**INSTRUCTIONS FOR THE TASK:**
Copy every line of the entries that includes the word "text".
============
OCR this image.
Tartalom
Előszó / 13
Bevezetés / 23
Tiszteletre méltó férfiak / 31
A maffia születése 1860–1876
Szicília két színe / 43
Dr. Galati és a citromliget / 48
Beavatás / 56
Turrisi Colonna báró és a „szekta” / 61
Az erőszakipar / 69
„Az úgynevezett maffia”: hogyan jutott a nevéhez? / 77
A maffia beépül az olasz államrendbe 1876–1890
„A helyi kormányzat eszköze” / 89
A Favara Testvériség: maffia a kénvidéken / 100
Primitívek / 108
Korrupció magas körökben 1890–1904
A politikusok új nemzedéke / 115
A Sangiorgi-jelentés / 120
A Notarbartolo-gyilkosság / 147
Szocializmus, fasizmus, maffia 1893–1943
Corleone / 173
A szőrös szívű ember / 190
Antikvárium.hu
============
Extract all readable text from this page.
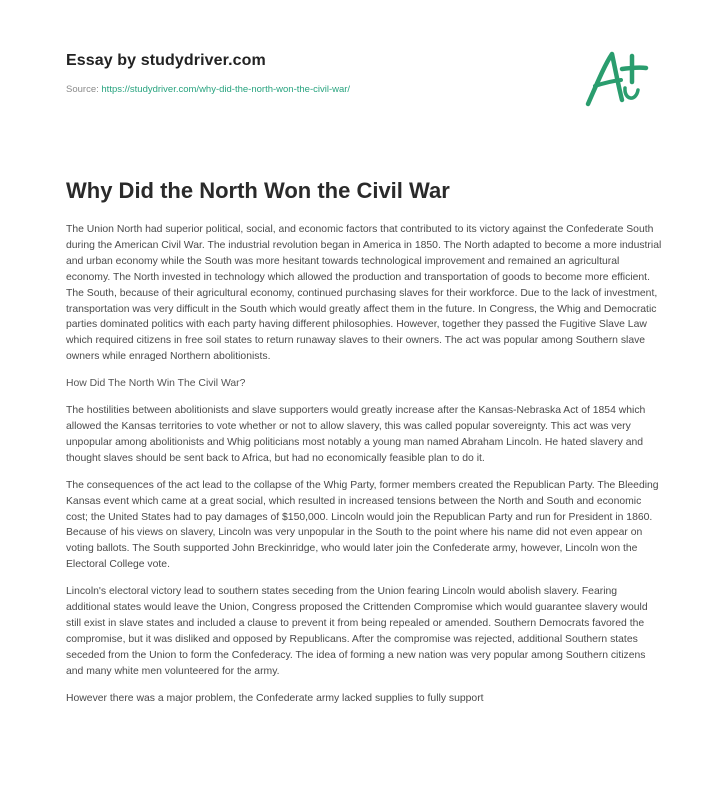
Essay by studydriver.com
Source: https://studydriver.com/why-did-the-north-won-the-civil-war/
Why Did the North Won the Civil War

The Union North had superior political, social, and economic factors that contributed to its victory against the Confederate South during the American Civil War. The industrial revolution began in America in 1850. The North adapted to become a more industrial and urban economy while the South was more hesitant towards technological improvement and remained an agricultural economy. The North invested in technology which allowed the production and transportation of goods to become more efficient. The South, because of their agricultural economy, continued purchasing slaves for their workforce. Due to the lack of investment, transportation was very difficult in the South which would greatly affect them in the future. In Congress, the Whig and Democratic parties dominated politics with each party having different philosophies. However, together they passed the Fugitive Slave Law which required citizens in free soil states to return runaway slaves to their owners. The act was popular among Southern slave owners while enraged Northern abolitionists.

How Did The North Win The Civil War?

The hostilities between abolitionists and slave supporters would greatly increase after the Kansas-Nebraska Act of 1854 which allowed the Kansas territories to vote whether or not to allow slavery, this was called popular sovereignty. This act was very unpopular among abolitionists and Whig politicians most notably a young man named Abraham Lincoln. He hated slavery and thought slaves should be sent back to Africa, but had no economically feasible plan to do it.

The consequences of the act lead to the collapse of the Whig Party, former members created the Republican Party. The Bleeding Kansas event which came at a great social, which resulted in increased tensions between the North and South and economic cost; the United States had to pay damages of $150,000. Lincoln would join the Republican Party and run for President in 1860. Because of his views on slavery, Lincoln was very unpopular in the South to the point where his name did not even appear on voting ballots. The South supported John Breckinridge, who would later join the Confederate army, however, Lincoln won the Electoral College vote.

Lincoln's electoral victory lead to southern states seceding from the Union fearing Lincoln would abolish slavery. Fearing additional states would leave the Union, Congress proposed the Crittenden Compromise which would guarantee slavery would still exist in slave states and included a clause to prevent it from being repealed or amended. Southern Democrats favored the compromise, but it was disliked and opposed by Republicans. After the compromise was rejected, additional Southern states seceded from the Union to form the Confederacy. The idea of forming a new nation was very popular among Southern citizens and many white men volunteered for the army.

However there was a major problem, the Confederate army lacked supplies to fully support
============
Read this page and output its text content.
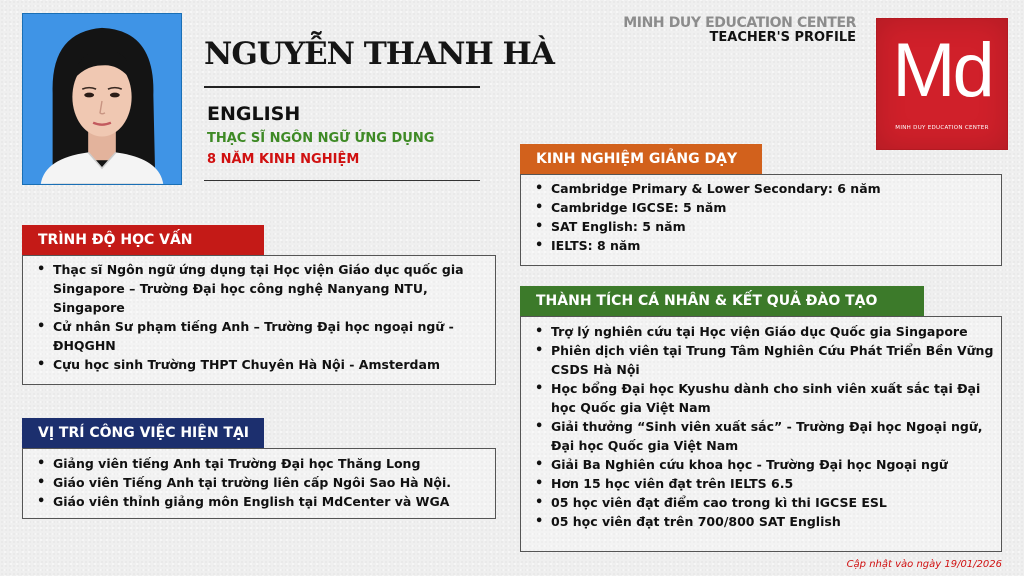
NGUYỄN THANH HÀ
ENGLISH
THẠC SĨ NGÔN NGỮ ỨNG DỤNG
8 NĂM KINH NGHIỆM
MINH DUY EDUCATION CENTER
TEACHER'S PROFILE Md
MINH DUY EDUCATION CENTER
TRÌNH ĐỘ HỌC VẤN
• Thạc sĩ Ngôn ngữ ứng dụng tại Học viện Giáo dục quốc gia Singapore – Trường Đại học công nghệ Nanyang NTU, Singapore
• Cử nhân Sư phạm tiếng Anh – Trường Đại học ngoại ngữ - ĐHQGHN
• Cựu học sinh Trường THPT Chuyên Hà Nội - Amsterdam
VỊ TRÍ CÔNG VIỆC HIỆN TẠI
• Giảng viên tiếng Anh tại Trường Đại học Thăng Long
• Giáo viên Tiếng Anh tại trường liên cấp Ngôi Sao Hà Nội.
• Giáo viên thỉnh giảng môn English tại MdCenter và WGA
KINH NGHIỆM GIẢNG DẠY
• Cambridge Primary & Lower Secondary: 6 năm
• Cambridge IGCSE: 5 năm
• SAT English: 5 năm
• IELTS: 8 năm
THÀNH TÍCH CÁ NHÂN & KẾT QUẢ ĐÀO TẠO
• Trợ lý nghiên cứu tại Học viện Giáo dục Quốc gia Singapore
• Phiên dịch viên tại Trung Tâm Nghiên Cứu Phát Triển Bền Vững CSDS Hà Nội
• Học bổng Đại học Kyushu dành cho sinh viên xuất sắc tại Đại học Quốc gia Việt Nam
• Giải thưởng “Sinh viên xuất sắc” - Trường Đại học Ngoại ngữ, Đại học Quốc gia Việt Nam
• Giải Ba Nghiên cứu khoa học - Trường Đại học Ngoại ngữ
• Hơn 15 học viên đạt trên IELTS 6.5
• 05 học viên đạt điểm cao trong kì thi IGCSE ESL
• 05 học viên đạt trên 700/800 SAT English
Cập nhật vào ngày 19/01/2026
============
**SOLUTION TO THE PROBLEM:**
Extract all readable text from this page.
Read this page and output its text content.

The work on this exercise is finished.